TASK ITEM →
Decide whether each statement below agrees with the column on peace, answering yes or no and quoting the deciding words from it. (a) The column says English has only one word for "peace." (b) The column says the Bedouin have about a dozen words for "camel." (c) The column says the Bush administration was more enthusiastic about winning the peace than about waging the wars in Afghanistan and Iraq.

TEXT FOR ANALYSIS →
######
Give peace a chance — and a name

Now that Congress has failed — once again ... call a halt to Bush's Blunder in Iraq, conventional wisdom attributes the inaction...

Special to The Times

Now that Congress has failed — once again — to call a halt to Bush's Blunder in Iraq, conventional wisdom attributes the inaction to political stalemate and the arcane rules of the U.S. Senate. We reassure ourselves, moreover, that everyone wants peace: It's just that reasonable people disagree over how best to obtain it.

But here is a disturbing thought: Maybe this isn't true. Maybe lots of people, deep in their hearts, like war. Maybe peace is boring.

This may also help explain why the Bush administration has done such a miserable job of "winning the peace" in both Afghanistan and Iraq, as opposed to its earlier and far more enthusiastic waging of wars in both countries.

Maybe our leaders just aren't very interested in peace. More troublesome yet: Insofar as those in power find violence especially compelling, they aren't that different from the rest of us.

It is said that the Inuit have about a dozen words for "snow" (distinguishing between blowing snow, drifted, wet, powder, icy, etc.), and that among the Bedouin, there are more than a hundred words for "camel" (ornery, pregnant, easy-to-ride, male or female, and so forth).

Similarly, in English — and most other languages — there are numerous terms referring to specific wars. We distinguish between the Vietnam War, Korean War, World Wars I and II, etc., but have only one word for "peace."

It's as though wars are so important and so interesting that we pick them out for special attention, like a gourmet selecting a rum-soaked raisin from a cake, whereas peace consists merely of a tedious, familiar, homo-geneous matrix, not even worth naming.
######
DATASET RECORDS →
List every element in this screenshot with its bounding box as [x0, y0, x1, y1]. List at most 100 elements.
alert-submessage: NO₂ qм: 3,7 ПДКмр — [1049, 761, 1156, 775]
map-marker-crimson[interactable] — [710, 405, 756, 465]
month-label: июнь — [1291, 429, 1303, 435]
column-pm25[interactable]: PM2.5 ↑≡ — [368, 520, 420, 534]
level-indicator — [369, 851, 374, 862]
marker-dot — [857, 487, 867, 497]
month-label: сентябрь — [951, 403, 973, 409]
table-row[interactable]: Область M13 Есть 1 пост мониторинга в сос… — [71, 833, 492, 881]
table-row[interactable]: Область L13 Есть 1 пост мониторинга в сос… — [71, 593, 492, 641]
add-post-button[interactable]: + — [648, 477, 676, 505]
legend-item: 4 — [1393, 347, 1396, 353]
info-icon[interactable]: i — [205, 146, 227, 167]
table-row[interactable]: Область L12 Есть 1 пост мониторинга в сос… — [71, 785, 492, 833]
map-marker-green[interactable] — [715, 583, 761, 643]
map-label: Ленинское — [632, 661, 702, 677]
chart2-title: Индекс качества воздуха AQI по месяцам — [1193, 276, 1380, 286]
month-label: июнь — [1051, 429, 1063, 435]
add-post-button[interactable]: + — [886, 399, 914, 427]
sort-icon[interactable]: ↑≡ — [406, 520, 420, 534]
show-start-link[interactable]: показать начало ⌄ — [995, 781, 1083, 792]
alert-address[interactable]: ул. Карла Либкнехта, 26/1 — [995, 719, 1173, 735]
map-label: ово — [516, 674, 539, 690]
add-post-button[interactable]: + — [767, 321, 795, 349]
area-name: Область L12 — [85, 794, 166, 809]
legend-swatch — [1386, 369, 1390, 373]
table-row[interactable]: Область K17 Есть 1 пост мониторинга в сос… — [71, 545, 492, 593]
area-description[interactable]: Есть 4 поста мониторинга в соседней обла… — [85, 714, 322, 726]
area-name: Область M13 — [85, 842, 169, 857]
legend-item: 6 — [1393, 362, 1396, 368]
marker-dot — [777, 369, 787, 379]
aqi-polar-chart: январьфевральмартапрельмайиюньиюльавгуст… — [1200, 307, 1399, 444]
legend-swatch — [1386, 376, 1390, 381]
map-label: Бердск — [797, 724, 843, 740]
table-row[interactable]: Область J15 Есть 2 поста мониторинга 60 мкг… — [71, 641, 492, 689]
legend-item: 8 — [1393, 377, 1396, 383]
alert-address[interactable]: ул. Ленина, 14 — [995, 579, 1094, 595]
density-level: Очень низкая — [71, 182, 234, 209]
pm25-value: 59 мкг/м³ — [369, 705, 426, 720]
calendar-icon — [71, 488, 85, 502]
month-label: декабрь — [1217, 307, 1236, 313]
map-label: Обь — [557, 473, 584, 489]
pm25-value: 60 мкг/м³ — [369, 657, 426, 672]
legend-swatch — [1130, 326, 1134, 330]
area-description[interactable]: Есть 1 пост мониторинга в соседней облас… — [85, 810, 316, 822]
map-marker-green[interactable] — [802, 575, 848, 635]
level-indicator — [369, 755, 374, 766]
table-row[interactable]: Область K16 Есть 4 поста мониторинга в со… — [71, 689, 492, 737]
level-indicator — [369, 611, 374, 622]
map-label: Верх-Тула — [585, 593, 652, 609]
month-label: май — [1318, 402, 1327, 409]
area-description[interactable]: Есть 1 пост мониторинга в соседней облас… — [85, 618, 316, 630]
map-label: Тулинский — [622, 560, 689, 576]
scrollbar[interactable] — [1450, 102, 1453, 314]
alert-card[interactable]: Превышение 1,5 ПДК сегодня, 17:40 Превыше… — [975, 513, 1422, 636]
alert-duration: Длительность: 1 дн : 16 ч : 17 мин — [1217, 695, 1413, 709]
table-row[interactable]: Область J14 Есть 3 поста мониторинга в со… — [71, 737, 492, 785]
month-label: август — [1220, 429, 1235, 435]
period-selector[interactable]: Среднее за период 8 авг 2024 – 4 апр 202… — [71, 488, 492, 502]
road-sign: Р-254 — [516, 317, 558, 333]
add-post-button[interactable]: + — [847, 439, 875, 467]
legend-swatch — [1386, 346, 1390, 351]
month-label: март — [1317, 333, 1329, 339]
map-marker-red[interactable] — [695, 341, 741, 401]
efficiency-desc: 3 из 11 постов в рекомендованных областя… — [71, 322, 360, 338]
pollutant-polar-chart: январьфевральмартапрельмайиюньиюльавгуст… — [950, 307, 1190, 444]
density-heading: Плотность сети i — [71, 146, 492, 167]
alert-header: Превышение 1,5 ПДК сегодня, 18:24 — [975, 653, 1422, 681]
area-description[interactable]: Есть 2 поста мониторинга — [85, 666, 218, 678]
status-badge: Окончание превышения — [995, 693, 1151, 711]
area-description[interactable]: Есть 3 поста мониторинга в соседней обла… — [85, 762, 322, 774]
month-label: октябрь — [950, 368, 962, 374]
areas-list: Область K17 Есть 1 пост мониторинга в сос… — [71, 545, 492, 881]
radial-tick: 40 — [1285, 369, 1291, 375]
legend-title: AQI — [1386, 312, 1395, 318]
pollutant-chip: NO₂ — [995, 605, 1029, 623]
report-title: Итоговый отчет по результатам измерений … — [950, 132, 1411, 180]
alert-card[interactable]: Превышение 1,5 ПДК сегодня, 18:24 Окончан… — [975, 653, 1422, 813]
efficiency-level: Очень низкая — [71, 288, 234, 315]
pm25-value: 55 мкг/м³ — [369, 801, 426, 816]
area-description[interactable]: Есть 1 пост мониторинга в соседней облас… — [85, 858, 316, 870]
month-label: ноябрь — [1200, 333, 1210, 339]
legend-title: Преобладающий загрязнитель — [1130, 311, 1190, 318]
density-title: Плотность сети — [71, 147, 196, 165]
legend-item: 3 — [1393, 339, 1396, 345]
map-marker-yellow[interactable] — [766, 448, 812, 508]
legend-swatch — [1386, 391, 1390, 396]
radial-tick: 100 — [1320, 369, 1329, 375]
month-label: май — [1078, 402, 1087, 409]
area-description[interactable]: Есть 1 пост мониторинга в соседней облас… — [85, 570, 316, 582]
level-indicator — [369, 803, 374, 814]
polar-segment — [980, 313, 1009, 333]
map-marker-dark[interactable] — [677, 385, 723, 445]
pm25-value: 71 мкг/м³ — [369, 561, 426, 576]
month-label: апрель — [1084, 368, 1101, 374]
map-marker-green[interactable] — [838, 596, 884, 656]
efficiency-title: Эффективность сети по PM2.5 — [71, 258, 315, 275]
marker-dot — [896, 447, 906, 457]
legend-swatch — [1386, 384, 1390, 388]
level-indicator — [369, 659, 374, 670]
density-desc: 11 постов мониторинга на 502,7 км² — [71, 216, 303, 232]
######
TASK ANSWER →
(a) Yes: "but have only one word for "peace.""
(b) No: "there are more than a hundred words for "camel""
(c) No: "its earlier and far more enthusiastic waging of wars in both countries"